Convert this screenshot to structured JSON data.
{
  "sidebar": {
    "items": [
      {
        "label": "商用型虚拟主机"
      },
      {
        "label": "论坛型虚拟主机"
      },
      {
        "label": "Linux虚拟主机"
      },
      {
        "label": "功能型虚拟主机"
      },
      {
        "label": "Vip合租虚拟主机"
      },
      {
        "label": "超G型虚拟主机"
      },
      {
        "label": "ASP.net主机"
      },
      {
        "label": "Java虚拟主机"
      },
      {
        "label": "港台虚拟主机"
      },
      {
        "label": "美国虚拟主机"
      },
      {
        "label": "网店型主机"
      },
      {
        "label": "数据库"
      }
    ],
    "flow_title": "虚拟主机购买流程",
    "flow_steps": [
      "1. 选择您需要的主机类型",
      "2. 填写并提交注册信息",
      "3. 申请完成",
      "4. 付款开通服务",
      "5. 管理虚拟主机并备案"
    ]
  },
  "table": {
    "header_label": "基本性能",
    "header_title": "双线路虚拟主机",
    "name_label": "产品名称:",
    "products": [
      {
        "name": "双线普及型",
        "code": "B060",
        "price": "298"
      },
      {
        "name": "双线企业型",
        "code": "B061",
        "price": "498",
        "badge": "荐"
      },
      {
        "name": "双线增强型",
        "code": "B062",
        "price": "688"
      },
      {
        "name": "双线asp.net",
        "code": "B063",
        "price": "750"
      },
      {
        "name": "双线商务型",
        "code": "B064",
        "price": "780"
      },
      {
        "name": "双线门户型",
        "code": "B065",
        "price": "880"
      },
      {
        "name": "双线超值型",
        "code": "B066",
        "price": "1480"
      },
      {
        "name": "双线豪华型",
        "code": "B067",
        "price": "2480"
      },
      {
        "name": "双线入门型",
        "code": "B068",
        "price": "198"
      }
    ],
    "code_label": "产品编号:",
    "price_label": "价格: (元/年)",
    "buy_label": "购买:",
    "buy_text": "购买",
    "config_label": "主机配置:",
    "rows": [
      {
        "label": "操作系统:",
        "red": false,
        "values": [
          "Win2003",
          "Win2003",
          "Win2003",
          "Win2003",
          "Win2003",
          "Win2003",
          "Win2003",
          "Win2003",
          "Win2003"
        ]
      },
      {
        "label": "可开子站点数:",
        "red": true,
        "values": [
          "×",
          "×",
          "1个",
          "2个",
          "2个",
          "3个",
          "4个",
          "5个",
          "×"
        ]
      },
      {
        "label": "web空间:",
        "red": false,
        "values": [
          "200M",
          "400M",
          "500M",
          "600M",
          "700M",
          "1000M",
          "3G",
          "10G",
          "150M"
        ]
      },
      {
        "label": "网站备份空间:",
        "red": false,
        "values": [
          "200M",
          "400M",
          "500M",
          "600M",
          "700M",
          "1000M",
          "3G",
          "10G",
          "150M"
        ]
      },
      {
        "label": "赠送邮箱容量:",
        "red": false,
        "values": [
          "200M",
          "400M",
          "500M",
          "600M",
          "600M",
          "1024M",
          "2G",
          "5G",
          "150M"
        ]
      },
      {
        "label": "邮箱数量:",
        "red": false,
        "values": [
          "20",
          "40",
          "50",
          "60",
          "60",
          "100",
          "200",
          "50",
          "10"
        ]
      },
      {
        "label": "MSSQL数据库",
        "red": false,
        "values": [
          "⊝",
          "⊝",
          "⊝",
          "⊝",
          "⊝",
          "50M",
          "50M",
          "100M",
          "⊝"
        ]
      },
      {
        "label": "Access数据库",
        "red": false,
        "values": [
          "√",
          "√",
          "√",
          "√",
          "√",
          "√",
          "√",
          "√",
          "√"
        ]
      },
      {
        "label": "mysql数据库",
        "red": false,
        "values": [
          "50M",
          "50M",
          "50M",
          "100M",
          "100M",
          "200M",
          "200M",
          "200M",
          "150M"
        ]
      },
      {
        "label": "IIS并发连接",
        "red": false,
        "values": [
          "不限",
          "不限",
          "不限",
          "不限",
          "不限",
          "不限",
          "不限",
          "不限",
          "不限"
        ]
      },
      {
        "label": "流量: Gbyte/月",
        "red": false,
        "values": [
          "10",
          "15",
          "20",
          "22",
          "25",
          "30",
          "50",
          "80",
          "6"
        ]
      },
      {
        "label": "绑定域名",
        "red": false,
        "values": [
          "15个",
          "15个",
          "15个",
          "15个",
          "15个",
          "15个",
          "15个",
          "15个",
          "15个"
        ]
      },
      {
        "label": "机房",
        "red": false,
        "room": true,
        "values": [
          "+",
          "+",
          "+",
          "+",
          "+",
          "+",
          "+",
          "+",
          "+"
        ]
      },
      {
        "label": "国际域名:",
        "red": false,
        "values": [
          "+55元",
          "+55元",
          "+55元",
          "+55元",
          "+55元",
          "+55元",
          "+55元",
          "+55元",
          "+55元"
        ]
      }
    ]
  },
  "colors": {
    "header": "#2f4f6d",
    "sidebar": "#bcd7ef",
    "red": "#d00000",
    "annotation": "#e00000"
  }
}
•••••
### Problem requirements
Transcribe all of the material exactly. Omit nothing.

### Response to this task
Convert this screenshot to structured JSON data.
{
  "sidebar": {
    "items": [
      {
        "label": "商用型虚拟主机"
      },
      {
        "label": "论坛型虚拟主机"
      },
      {
        "label": "Linux虚拟主机"
      },
      {
        "label": "功能型虚拟主机"
      },
      {
        "label": "Vip合租虚拟主机"
      },
      {
        "label": "超G型虚拟主机"
      },
      {
        "label": "ASP.net主机"
      },
      {
        "label": "Java虚拟主机"
      },
      {
        "label": "港台虚拟主机"
      },
      {
        "label": "美国虚拟主机"
      },
      {
        "label": "网店型主机"
      },
      {
        "label": "数据库"
      }
    ],
    "flow_title": "虚拟主机购买流程",
    "flow_steps": [
      "1. 选择您需要的主机类型",
      "2. 填写并提交注册信息",
      "3. 申请完成",
      "4. 付款开通服务",
      "5. 管理虚拟主机并备案"
    ]
  },
  "table": {
    "header_label": "基本性能",
    "header_title": "双线路虚拟主机",
    "name_label": "产品名称:",
    "products": [
      {
        "name": "双线普及型",
        "code": "B060",
        "price": "298"
      },
      {
        "name": "双线企业型",
        "code": "B061",
        "price": "498",
        "badge": "荐"
      },
      {
        "name": "双线增强型",
        "code": "B062",
        "price": "688"
      },
      {
        "name": "双线asp.net",
        "code": "B063",
        "price": "750"
      },
      {
        "name": "双线商务型",
        "code": "B064",
        "price": "780"
      },
      {
        "name": "双线门户型",
        "code": "B065",
        "price": "880"
      },
      {
        "name": "双线超值型",
        "code": "B066",
        "price": "1480"
      },
      {
        "name": "双线豪华型",
        "code": "B067",
        "price": "2480"
      },
      {
        "name": "双线入门型",
        "code": "B068",
        "price": "198"
      }
    ],
    "code_label": "产品编号:",
    "price_label": "价格: (元/年)",
    "buy_label": "购买:",
    "buy_text": "购买",
    "config_label": "主机配置:",
    "rows": [
      {
        "label": "操作系统:",
        "red": false,
        "values": [
          "Win2003",
          "Win2003",
          "Win2003",
          "Win2003",
          "Win2003",
          "Win2003",
          "Win2003",
          "Win2003",
          "Win2003"
        ]
      },
      {
        "label": "可开子站点数:",
        "red": true,
        "values": [
          "×",
          "×",
          "1个",
          "2个",
          "2个",
          "3个",
          "4个",
          "5个",
          "×"
        ]
      },
      {
        "label": "web空间:",
        "red": false,
        "values": [
          "200M",
          "400M",
          "500M",
          "600M",
          "700M",
          "1000M",
          "3G",
          "10G",
          "150M"
        ]
      },
      {
        "label": "网站备份空间:",
        "red": false,
        "values": [
          "200M",
          "400M",
          "500M",
          "600M",
          "700M",
          "1000M",
          "3G",
          "10G",
          "150M"
        ]
      },
      {
        "label": "赠送邮箱容量:",
        "red": false,
        "values": [
          "200M",
          "400M",
          "500M",
          "600M",
          "600M",
          "1024M",
          "2G",
          "5G",
          "150M"
        ]
      },
      {
        "label": "邮箱数量:",
        "red": false,
        "values": [
          "20",
          "40",
          "50",
          "60",
          "60",
          "100",
          "200",
          "50",
          "10"
        ]
      },
      {
        "label": "MSSQL数据库",
        "red": false,
        "values": [
          "⊝",
          "⊝",
          "⊝",
          "⊝",
          "⊝",
          "50M",
          "50M",
          "100M",
          "⊝"
        ]
      },
      {
        "label": "Access数据库",
        "red": false,
        "values": [
          "√",
          "√",
          "√",
          "√",
          "√",
          "√",
          "√",
          "√",
          "√"
        ]
      },
      {
        "label": "mysql数据库",
        "red": false,
        "values": [
          "50M",
          "50M",
          "50M",
          "100M",
          "100M",
          "200M",
          "200M",
          "200M",
          "150M"
        ]
      },
      {
        "label": "IIS并发连接",
        "red": false,
        "values": [
          "不限",
          "不限",
          "不限",
          "不限",
          "不限",
          "不限",
          "不限",
          "不限",
          "不限"
        ]
      },
      {
        "label": "流量: Gbyte/月",
        "red": false,
        "values": [
          "10",
          "15",
          "20",
          "22",
          "25",
          "30",
          "50",
          "80",
          "6"
        ]
      },
      {
        "label": "绑定域名",
        "red": false,
        "values": [
          "15个",
          "15个",
          "15个",
          "15个",
          "15个",
          "15个",
          "15个",
          "15个",
          "15个"
        ]
      },
      {
        "label": "机房",
        "red": false,
        "room": true,
        "values": [
          "+",
          "+",
          "+",
          "+",
          "+",
          "+",
          "+",
          "+",
          "+"
        ]
      },
      {
        "label": "国际域名:",
        "red": false,
        "values": [
          "+55元",
          "+55元",
          "+55元",
          "+55元",
          "+55元",
          "+55元",
          "+55元",
          "+55元",
          "+55元"
        ]
      }
    ]
  },
  "colors": {
    "header": "#2f4f6d",
    "sidebar": "#bcd7ef",
    "red": "#d00000",
    "annotation": "#e00000"
  }
}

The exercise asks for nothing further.